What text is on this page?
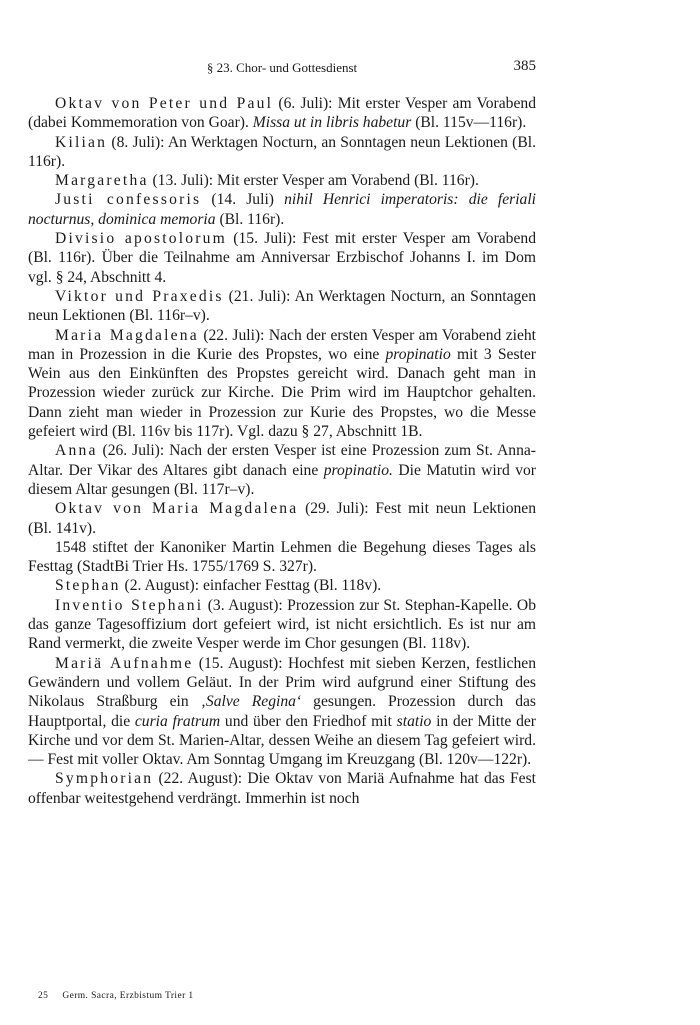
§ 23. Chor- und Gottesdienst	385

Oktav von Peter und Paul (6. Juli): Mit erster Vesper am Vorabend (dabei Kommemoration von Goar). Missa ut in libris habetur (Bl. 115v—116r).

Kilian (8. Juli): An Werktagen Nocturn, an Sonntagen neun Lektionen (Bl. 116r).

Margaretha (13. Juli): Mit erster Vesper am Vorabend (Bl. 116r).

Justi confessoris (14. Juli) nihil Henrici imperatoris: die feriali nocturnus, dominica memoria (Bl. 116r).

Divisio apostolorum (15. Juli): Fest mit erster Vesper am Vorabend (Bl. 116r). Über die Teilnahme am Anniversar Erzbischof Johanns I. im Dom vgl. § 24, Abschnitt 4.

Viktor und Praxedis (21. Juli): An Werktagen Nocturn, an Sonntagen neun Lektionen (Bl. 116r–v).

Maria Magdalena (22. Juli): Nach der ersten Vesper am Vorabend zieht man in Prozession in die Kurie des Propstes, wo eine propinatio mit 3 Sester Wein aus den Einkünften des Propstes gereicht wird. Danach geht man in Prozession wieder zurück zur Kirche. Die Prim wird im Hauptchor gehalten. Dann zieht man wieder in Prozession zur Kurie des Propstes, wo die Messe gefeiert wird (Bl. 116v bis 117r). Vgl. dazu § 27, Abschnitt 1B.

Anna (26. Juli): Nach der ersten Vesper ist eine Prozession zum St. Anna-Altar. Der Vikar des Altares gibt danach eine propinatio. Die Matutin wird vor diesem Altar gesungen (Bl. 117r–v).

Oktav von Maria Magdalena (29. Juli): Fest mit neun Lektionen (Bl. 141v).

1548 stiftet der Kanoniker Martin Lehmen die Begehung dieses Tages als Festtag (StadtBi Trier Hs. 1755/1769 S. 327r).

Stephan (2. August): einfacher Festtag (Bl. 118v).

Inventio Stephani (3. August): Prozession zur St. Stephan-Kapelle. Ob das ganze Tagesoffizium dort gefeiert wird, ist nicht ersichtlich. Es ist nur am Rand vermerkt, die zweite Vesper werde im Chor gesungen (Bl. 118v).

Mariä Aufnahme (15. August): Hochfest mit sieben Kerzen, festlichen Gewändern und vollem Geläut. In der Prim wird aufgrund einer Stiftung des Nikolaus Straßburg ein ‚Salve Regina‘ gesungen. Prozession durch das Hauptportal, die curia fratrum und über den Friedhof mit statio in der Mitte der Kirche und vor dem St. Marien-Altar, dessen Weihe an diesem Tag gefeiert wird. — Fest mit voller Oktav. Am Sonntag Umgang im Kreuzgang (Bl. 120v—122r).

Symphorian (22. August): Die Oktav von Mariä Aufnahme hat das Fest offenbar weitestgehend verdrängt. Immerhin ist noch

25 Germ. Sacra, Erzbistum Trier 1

+++++

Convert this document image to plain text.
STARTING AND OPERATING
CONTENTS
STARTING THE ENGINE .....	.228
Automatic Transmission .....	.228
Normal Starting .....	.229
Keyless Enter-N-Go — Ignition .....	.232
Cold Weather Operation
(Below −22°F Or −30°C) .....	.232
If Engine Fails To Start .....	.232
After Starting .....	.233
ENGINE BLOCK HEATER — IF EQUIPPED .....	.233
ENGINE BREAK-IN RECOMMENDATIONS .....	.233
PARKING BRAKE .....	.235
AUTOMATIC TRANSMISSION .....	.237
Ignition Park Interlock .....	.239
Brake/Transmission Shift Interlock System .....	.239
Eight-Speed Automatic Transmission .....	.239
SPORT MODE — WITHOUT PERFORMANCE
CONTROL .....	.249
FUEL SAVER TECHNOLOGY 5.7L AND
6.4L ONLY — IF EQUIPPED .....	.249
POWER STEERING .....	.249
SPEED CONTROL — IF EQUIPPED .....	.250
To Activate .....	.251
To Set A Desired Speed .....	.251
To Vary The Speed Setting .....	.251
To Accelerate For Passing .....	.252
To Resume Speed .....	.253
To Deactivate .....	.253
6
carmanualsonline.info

+++++

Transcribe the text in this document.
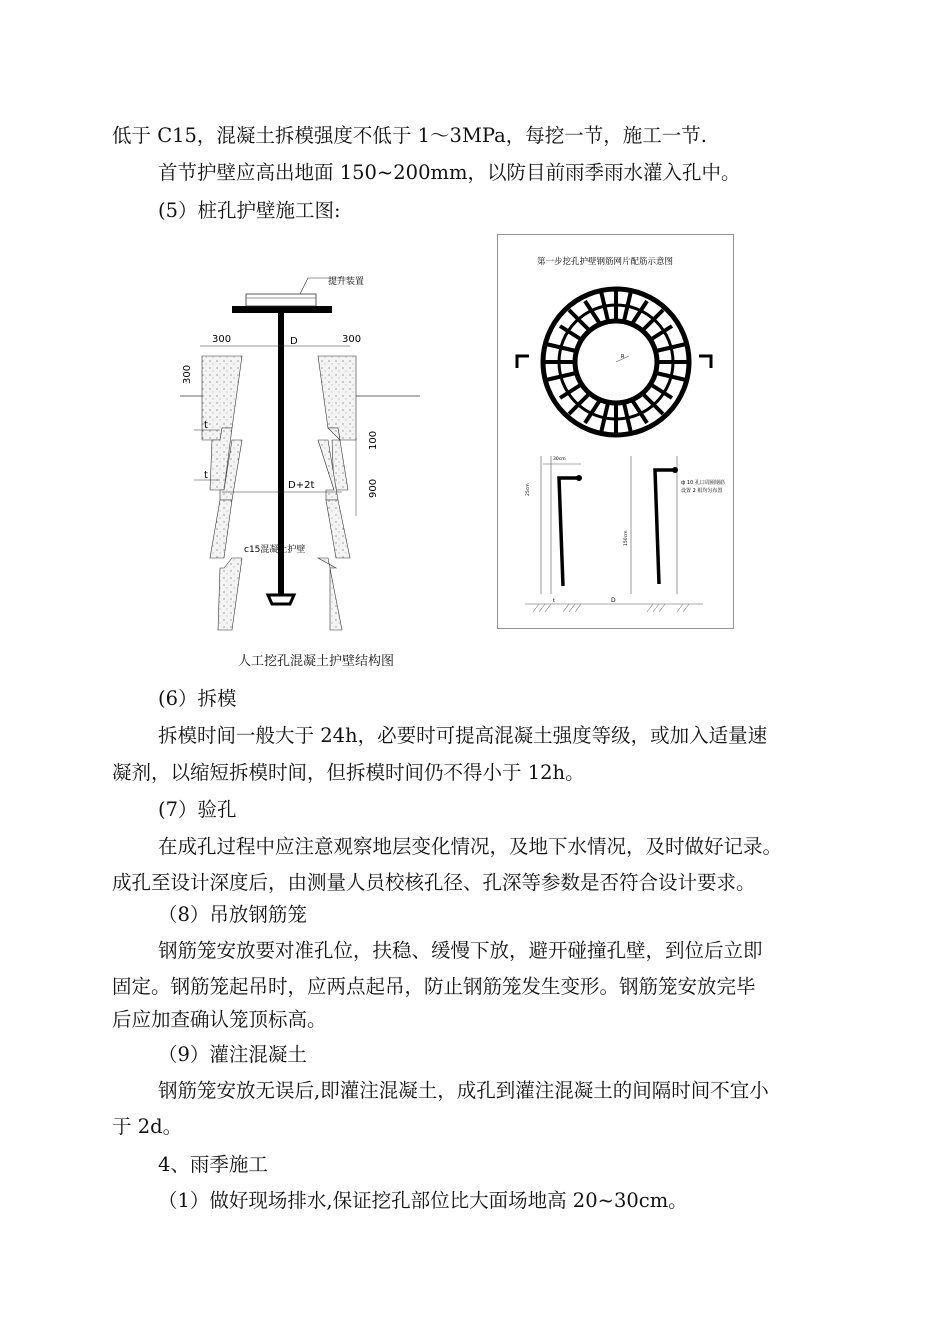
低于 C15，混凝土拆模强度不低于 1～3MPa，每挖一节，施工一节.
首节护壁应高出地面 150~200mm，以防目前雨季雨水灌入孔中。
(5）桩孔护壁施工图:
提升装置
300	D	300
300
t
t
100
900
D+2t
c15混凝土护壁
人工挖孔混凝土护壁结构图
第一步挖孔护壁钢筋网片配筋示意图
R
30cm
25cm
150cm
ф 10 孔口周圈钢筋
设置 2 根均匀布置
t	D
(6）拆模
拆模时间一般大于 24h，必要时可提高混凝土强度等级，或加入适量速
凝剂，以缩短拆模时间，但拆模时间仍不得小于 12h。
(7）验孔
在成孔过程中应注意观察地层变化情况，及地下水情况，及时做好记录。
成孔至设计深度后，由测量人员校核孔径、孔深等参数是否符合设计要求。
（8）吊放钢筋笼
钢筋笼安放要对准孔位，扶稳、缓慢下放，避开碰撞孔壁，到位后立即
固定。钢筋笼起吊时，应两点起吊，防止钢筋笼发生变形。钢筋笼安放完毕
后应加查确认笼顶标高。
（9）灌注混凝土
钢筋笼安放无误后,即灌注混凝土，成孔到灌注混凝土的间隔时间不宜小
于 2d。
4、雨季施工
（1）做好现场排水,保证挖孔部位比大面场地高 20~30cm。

+++++

Report how many lines of the listing hold the string "Vorabend", giving only the number.

4